_Given task:_ Copy the rows from the line with "x-tick-label-2019: 2019 <box>122" up to and including the line with "bar-2027 <box>711 163 757 470</box>", putting "x-axis-label" wherever "x-tick-label" appears and leaving everything else unchanged.
* begin Records for this exercise *
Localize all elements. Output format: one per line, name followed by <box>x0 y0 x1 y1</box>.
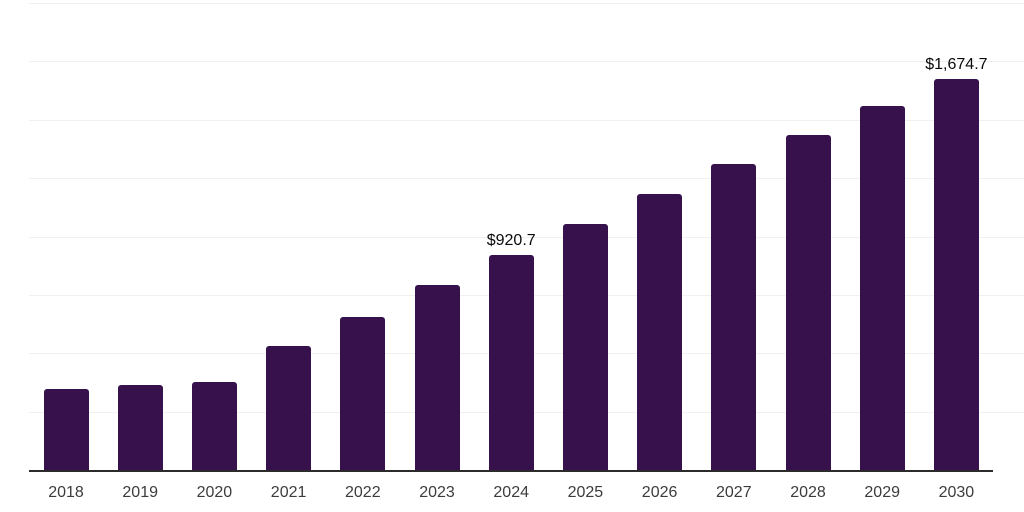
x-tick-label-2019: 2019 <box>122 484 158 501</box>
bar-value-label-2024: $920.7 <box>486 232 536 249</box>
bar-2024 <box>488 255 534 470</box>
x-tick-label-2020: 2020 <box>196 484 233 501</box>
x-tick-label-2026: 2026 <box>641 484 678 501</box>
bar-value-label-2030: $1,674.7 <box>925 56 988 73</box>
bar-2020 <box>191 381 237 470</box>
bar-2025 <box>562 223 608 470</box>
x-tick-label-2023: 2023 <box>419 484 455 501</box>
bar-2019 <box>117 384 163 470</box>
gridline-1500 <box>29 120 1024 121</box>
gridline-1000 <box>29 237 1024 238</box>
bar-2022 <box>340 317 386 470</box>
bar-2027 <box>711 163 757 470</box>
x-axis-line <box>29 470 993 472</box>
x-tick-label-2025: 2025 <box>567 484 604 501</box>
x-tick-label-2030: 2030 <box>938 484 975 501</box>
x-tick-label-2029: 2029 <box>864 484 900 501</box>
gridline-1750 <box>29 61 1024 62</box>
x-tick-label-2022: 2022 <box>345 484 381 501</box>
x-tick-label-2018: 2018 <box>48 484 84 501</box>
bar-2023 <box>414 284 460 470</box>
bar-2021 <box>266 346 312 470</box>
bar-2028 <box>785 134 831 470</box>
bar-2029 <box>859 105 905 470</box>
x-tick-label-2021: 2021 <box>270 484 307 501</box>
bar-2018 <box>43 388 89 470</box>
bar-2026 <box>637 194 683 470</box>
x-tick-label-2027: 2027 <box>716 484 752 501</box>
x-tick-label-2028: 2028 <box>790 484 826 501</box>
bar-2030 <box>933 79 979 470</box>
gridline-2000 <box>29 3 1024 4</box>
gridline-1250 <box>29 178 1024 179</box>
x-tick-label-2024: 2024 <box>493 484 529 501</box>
* end Records for this exercise *
* begin Records for this exercise *
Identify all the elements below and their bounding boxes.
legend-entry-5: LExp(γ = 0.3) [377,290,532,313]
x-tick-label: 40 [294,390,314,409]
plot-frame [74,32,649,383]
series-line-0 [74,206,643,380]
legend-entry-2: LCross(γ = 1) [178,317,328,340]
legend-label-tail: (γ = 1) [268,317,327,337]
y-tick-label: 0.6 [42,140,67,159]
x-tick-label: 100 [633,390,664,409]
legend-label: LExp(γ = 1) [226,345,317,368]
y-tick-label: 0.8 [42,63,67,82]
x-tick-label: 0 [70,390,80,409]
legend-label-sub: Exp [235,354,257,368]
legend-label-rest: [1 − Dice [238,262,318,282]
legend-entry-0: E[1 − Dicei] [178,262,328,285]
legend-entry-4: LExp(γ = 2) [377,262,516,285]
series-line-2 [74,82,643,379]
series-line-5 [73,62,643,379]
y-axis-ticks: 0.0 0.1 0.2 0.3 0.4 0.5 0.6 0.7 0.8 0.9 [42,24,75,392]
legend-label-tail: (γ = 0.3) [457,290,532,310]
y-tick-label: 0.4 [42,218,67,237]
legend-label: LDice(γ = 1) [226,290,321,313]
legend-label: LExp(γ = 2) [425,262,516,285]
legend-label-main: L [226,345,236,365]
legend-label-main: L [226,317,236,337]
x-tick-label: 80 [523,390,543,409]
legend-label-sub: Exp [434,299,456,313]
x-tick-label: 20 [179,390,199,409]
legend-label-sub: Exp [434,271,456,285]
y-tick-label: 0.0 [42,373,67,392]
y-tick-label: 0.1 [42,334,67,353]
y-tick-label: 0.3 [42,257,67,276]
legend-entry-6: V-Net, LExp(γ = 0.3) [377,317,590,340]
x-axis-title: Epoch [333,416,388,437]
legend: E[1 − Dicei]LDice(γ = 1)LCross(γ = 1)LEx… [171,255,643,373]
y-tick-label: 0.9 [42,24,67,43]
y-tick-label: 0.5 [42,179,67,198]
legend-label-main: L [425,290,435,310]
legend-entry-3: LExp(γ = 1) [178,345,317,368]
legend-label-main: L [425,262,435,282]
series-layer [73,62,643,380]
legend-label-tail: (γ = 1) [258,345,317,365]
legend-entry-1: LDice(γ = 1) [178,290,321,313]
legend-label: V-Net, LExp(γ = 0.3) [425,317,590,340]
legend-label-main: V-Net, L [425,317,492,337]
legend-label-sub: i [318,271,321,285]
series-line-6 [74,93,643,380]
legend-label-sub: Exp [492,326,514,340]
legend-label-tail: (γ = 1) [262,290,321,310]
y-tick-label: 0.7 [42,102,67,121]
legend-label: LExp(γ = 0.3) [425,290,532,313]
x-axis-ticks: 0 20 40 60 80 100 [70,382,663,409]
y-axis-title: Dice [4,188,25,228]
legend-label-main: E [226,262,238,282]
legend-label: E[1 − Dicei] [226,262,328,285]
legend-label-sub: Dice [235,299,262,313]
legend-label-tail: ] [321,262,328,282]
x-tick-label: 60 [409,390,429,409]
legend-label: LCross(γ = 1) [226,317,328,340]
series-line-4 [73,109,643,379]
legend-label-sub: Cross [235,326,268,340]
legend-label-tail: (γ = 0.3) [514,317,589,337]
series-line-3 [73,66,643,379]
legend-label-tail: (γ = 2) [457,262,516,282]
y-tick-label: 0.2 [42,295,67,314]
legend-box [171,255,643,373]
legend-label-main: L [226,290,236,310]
* end Records for this exercise *
* begin Records for this exercise *
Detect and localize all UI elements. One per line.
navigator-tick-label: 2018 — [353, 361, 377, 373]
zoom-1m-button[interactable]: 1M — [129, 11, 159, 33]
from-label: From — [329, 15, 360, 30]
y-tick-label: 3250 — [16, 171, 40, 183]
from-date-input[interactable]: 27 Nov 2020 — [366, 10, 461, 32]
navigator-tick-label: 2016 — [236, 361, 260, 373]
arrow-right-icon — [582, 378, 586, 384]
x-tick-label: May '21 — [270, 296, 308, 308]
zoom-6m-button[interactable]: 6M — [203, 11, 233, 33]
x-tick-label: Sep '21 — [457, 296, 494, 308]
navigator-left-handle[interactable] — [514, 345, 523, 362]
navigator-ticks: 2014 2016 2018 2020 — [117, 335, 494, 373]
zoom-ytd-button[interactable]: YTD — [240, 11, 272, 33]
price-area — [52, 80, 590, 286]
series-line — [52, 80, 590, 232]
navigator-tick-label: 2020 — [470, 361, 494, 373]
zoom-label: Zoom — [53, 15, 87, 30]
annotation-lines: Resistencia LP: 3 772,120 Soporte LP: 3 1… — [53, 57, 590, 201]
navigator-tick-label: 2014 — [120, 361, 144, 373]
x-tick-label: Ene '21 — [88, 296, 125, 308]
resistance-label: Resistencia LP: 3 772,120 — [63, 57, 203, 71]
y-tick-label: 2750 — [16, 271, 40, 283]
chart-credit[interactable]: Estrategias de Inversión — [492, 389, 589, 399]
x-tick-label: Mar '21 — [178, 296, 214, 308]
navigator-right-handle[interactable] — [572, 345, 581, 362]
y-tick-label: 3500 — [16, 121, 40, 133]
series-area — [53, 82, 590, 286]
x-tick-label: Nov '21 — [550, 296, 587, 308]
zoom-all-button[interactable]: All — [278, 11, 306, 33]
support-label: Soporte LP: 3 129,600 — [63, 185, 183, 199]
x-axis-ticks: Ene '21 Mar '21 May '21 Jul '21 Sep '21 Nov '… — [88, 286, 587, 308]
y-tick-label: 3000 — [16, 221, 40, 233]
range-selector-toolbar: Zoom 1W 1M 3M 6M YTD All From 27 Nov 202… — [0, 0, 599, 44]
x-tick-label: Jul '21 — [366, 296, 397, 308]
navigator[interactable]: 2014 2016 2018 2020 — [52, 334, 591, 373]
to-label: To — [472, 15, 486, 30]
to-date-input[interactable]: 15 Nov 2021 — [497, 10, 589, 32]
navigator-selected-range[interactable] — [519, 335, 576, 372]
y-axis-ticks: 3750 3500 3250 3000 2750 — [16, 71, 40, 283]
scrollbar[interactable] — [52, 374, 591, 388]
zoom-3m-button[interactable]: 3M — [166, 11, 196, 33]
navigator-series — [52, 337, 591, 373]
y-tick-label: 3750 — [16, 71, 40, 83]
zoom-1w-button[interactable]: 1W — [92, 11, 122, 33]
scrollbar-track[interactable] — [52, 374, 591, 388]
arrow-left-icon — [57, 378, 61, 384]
* end Records for this exercise *
_Correct result:_
x-axis-label-2019: 2019 <box>122 484 158 501</box>
bar-value-label-2024: $920.7 <box>486 232 536 249</box>
bar-2024 <box>488 255 534 470</box>
x-axis-label-2020: 2020 <box>196 484 233 501</box>
x-axis-label-2026: 2026 <box>641 484 678 501</box>
bar-value-label-2030: $1,674.7 <box>925 56 988 73</box>
bar-2020 <box>191 381 237 470</box>
bar-2025 <box>562 223 608 470</box>
x-axis-label-2023: 2023 <box>419 484 455 501</box>
bar-2019 <box>117 384 163 470</box>
gridline-1500 <box>29 120 1024 121</box>
gridline-1000 <box>29 237 1024 238</box>
bar-2022 <box>340 317 386 470</box>
bar-2027 <box>711 163 757 470</box>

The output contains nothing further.